Work required> Repeat exactly each line of the data provided below.
** begin **
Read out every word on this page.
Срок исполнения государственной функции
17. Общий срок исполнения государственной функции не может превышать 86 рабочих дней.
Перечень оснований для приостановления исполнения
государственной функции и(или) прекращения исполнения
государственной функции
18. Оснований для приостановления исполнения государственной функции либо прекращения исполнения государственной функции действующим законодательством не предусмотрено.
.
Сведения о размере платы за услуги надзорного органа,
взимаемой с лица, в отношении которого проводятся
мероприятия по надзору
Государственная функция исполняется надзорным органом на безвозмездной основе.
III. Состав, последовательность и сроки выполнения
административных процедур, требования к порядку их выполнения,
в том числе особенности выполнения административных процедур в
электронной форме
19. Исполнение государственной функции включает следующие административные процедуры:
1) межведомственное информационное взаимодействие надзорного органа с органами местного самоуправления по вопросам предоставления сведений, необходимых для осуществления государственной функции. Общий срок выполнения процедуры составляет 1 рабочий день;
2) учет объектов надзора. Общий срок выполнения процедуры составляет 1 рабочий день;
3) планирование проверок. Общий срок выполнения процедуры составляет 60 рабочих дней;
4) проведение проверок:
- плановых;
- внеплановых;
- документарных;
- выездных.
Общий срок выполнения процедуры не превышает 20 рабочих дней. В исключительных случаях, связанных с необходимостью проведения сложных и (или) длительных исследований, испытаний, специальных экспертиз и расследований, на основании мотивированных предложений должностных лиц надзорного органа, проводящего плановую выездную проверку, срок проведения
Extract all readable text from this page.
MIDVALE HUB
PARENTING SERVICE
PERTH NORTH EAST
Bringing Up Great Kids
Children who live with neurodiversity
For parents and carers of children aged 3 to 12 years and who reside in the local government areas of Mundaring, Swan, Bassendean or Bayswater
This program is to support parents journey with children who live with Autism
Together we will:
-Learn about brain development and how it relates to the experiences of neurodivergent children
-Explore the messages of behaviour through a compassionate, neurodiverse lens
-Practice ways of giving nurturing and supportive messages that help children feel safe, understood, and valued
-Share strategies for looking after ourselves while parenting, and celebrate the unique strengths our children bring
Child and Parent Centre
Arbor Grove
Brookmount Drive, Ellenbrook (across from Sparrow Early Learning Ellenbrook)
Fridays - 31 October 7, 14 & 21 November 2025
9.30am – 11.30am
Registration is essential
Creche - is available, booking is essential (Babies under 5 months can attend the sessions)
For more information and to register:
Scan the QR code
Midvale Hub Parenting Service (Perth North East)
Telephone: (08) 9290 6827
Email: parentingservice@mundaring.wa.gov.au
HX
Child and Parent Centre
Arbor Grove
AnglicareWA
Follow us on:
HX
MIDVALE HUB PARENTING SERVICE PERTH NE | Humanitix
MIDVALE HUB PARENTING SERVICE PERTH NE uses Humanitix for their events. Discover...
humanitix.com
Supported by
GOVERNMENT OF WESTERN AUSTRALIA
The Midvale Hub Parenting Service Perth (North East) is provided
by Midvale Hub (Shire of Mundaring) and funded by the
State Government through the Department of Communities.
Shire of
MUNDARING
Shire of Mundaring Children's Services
** end **
Response to this task>
Read out every word on this page.
Срок исполнения государственной функции
17. Общий срок исполнения государственной функции не может превышать 86 рабочих дней.
Перечень оснований для приостановления исполнения
государственной функции и(или) прекращения исполнения
государственной функции
18. Оснований для приостановления исполнения государственной функции либо прекращения исполнения государственной функции действующим законодательством не предусмотрено.
.
Сведения о размере платы за услуги надзорного органа,
взимаемой с лица, в отношении которого проводятся
мероприятия по надзору
Государственная функция исполняется надзорным органом на безвозмездной основе.
III. Состав, последовательность и сроки выполнения
административных процедур, требования к порядку их выполнения,
в том числе особенности выполнения административных процедур в
электронной форме
19. Исполнение государственной функции включает следующие административные процедуры:
1) межведомственное информационное взаимодействие надзорного органа с органами местного самоуправления по вопросам предоставления сведений, необходимых для осуществления государственной функции. Общий срок выполнения процедуры составляет 1 рабочий день;
2) учет объектов надзора. Общий срок выполнения процедуры составляет 1 рабочий день;
3) планирование проверок. Общий срок выполнения процедуры составляет 60 рабочих дней;
4) проведение проверок:
- плановых;
- внеплановых;
- документарных;
- выездных.
Общий срок выполнения процедуры не превышает 20 рабочих дней. В исключительных случаях, связанных с необходимостью проведения сложных и (или) длительных исследований, испытаний, специальных экспертиз и расследований, на основании мотивированных предложений должностных лиц надзорного органа, проводящего плановую выездную проверку, срок проведения
Extract all readable text from this page.
MIDVALE HUB
PARENTING SERVICE
PERTH NORTH EAST
Bringing Up Great Kids
Children who live with neurodiversity
For parents and carers of children aged 3 to 12 years and who reside in the local government areas of Mundaring, Swan, Bassendean or Bayswater
This program is to support parents journey with children who live with Autism
Together we will:
-Learn about brain development and how it relates to the experiences of neurodivergent children
-Explore the messages of behaviour through a compassionate, neurodiverse lens
-Practice ways of giving nurturing and supportive messages that help children feel safe, understood, and valued
-Share strategies for looking after ourselves while parenting, and celebrate the unique strengths our children bring
Child and Parent Centre
Arbor Grove
Brookmount Drive, Ellenbrook (across from Sparrow Early Learning Ellenbrook)
Fridays - 31 October 7, 14 & 21 November 2025
9.30am – 11.30am
Registration is essential
Creche - is available, booking is essential (Babies under 5 months can attend the sessions)
For more information and to register:
Scan the QR code
Midvale Hub Parenting Service (Perth North East)
Telephone: (08) 9290 6827
Email: parentingservice@mundaring.wa.gov.au
HX
Child and Parent Centre
Arbor Grove
AnglicareWA
Follow us on:
HX
MIDVALE HUB PARENTING SERVICE PERTH NE | Humanitix
MIDVALE HUB PARENTING SERVICE PERTH NE uses Humanitix for their events. Discover...
humanitix.com
Supported by
GOVERNMENT OF WESTERN AUSTRALIA
The Midvale Hub Parenting Service Perth (North East) is provided
by Midvale Hub (Shire of Mundaring) and funded by the
State Government through the Department of Communities.
Shire of
MUNDARING
Shire of Mundaring Children's Services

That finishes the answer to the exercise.